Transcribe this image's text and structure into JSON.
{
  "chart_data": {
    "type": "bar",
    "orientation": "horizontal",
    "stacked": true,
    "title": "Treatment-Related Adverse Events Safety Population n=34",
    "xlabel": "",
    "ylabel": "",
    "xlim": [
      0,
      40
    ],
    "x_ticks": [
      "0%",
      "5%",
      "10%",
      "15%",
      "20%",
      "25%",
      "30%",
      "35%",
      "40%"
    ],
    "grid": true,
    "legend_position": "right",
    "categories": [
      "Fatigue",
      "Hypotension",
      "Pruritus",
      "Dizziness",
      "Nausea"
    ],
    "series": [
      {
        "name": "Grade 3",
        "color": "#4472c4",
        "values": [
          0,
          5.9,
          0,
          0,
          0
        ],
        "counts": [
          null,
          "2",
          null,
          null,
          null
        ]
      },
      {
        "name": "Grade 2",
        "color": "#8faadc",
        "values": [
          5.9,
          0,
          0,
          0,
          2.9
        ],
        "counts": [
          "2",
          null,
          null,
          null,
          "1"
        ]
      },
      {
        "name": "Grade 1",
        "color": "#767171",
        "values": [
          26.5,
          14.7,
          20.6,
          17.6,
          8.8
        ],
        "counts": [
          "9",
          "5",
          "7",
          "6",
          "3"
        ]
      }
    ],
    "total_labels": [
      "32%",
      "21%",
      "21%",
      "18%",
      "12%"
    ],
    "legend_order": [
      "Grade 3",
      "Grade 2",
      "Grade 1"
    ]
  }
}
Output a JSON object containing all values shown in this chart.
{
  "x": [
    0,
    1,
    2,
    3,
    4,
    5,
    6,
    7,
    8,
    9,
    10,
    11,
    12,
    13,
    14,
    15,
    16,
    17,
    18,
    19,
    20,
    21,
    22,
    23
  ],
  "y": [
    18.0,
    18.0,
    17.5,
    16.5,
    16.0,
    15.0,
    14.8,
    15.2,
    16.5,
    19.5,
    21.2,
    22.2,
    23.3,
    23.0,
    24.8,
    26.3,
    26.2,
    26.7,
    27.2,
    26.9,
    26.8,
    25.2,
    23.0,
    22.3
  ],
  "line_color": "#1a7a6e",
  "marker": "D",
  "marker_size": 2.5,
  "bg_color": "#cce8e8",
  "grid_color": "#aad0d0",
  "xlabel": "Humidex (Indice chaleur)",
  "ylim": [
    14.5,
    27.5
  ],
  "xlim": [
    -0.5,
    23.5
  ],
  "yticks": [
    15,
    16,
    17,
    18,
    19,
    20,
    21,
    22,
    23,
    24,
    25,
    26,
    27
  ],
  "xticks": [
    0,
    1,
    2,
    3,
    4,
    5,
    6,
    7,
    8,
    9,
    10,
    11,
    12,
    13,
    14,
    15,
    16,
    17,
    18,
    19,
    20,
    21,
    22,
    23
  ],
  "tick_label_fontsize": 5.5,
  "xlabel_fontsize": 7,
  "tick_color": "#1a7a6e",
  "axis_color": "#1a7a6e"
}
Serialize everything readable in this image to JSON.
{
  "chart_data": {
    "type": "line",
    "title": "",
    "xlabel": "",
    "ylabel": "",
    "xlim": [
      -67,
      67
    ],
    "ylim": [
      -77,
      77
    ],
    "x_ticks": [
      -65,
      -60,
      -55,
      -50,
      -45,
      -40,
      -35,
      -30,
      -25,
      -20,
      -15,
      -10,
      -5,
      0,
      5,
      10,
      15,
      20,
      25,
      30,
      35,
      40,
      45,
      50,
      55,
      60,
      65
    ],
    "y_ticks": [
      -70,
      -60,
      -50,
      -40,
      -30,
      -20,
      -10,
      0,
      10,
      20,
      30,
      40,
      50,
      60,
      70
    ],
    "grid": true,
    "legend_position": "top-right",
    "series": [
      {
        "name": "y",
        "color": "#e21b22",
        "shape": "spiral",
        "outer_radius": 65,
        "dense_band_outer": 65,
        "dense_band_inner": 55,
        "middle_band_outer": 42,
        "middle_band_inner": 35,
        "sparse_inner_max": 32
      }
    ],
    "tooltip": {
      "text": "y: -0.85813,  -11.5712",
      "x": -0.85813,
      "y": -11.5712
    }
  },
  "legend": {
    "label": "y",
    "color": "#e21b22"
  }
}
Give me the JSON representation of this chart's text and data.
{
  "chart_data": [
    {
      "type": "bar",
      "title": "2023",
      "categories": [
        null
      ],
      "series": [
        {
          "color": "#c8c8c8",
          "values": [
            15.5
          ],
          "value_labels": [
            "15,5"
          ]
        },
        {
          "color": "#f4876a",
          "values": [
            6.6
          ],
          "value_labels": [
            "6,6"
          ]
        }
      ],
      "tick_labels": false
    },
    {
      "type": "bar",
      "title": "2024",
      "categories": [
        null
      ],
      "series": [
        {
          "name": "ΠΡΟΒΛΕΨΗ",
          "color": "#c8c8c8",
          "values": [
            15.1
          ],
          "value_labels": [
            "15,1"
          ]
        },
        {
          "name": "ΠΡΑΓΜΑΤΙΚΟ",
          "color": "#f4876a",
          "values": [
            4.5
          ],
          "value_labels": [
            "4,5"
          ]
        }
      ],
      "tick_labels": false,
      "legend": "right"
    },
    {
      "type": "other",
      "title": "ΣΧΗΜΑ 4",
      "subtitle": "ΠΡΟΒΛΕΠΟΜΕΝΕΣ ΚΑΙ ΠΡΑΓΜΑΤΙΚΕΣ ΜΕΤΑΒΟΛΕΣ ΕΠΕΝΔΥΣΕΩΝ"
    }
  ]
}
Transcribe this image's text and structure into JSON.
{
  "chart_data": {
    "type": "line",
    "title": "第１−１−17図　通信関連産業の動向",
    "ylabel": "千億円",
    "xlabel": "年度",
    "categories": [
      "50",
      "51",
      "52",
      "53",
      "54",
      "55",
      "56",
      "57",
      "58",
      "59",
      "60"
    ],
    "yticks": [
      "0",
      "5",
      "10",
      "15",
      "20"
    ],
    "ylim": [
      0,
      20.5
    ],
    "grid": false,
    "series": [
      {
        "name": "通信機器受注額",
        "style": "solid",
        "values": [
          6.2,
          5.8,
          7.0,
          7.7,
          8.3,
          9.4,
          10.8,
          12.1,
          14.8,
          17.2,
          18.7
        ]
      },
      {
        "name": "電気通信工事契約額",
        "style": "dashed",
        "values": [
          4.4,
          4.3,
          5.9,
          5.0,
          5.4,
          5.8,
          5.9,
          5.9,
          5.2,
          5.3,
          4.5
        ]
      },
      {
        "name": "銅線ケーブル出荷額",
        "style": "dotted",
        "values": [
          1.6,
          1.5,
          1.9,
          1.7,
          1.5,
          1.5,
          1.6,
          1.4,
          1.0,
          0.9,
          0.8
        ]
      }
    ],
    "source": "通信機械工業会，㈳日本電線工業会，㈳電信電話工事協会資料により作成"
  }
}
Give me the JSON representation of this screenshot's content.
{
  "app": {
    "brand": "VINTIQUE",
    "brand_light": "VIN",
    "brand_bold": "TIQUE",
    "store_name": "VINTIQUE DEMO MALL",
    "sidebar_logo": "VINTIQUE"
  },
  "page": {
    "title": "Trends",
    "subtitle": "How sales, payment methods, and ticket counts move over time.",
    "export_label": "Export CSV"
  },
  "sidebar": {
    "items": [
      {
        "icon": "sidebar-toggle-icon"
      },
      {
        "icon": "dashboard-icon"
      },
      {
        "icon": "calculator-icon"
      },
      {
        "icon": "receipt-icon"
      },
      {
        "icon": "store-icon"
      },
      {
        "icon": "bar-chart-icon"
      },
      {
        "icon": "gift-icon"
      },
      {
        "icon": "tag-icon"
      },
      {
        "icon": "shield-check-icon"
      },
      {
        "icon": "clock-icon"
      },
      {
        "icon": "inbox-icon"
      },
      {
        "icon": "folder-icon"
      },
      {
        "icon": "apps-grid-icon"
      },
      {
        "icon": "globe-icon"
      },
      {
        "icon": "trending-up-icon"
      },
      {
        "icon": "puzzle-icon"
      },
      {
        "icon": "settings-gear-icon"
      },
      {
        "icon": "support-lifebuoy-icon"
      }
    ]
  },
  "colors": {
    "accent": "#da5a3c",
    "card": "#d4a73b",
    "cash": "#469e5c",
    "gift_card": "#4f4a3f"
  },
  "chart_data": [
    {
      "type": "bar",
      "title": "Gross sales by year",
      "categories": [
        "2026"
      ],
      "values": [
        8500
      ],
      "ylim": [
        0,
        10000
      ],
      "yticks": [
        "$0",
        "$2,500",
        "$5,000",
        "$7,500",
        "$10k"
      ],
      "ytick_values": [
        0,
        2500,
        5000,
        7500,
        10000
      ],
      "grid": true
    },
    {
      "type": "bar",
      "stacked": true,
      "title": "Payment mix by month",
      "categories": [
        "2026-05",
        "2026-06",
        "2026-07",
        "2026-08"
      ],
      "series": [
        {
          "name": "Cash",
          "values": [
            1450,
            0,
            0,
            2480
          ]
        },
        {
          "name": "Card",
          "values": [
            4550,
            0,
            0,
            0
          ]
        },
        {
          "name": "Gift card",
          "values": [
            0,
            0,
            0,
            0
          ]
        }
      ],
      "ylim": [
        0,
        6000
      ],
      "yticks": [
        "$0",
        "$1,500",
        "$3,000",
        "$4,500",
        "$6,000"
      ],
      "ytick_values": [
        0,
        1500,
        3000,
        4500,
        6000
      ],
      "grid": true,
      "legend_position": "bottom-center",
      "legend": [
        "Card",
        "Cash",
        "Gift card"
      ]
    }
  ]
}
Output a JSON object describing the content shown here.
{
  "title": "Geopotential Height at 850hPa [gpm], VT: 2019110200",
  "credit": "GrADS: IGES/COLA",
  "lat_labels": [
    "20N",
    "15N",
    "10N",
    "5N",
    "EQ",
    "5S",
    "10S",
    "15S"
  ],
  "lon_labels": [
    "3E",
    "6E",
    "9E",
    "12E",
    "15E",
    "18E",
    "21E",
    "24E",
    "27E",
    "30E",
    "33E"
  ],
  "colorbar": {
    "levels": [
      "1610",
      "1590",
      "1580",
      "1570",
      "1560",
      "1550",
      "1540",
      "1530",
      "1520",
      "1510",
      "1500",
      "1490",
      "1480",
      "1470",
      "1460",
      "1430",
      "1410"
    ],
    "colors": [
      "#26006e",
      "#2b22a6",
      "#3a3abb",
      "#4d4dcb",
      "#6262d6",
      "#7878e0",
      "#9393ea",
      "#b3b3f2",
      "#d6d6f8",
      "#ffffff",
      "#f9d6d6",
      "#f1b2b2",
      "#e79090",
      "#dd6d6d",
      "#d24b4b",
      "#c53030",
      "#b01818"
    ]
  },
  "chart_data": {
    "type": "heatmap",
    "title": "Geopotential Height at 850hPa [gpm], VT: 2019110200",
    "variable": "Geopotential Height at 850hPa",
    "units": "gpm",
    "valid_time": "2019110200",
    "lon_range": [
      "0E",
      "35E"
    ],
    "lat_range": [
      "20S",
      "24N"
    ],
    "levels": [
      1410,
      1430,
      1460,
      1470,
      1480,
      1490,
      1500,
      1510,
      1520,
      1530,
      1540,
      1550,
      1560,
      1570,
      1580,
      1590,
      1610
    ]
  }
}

--*--

-- Your objective --
From the line containing "Output a JSON object describing" through the final line of the listing above, retype every line exactly; leave out everything else.

-- The reply --
Output a JSON object describing the content shown here.
{
  "title": "Geopotential Height at 850hPa [gpm], VT: 2019110200",
  "credit": "GrADS: IGES/COLA",
  "lat_labels": [
    "20N",
    "15N",
    "10N",
    "5N",
    "EQ",
    "5S",
    "10S",
    "15S"
  ],
  "lon_labels": [
    "3E",
    "6E",
    "9E",
    "12E",
    "15E",
    "18E",
    "21E",
    "24E",
    "27E",
    "30E",
    "33E"
  ],
  "colorbar": {
    "levels": [
      "1610",
      "1590",
      "1580",
      "1570",
      "1560",
      "1550",
      "1540",
      "1530",
      "1520",
      "1510",
      "1500",
      "1490",
      "1480",
      "1470",
      "1460",
      "1430",
      "1410"
    ],
    "colors": [
      "#26006e",
      "#2b22a6",
      "#3a3abb",
      "#4d4dcb",
      "#6262d6",
      "#7878e0",
      "#9393ea",
      "#b3b3f2",
      "#d6d6f8",
      "#ffffff",
      "#f9d6d6",
      "#f1b2b2",
      "#e79090",
      "#dd6d6d",
      "#d24b4b",
      "#c53030",
      "#b01818"
    ]
  },
  "chart_data": {
    "type": "heatmap",
    "title": "Geopotential Height at 850hPa [gpm], VT: 2019110200",
    "variable": "Geopotential Height at 850hPa",
    "units": "gpm",
    "valid_time": "2019110200",
    "lon_range": [
      "0E",
      "35E"
    ],
    "lat_range": [
      "20S",
      "24N"
    ],
    "levels": [
      1410,
      1430,
      1460,
      1470,
      1480,
      1490,
      1500,
      1510,
      1520,
      1530,
      1540,
      1550,
      1560,
      1570,
      1580,
      1590,
      1610
    ]
  }
}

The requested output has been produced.